__TASK REQUIREMENTS__. Look through the records that follow. Copy every line containing the word "الطبيب".

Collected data
★ ★ ★
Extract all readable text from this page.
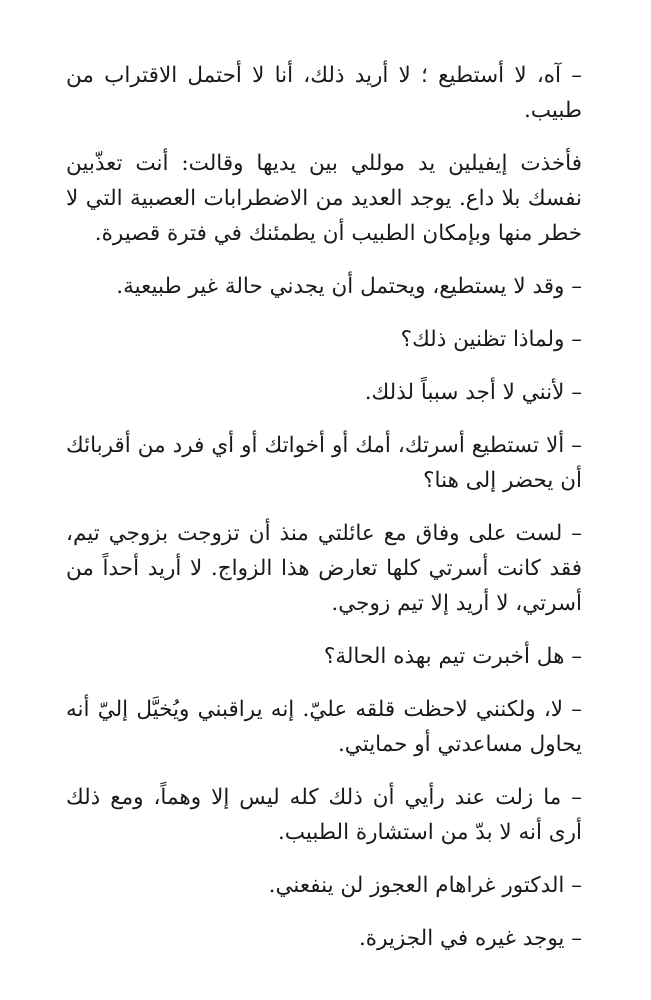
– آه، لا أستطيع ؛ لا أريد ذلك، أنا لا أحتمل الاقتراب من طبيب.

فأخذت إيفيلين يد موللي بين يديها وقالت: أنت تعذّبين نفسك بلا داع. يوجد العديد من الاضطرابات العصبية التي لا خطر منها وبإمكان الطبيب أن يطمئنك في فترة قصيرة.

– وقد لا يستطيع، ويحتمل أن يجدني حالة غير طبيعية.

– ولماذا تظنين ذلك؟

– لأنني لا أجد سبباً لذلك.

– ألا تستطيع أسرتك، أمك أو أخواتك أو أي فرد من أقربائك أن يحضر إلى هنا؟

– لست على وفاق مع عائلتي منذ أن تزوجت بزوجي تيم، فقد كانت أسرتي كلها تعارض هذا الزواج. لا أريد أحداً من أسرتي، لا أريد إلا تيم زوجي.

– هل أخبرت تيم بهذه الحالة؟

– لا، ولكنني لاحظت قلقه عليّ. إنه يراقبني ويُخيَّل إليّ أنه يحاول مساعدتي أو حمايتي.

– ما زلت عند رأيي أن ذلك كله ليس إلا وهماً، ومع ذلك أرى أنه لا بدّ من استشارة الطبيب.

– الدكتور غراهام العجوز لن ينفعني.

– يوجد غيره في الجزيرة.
★ ★ ★
__CORRECT ANSWER__.
فأخذت إيفيلين يد موللي بين يديها وقالت: أنت تعذّبين نفسك بلا داع. يوجد العديد من الاضطرابات العصبية التي لا خطر منها وبإمكان الطبيب أن يطمئنك في فترة قصيرة.
– ما زلت عند رأيي أن ذلك كله ليس إلا وهماً، ومع ذلك أرى أنه لا بدّ من استشارة الطبيب.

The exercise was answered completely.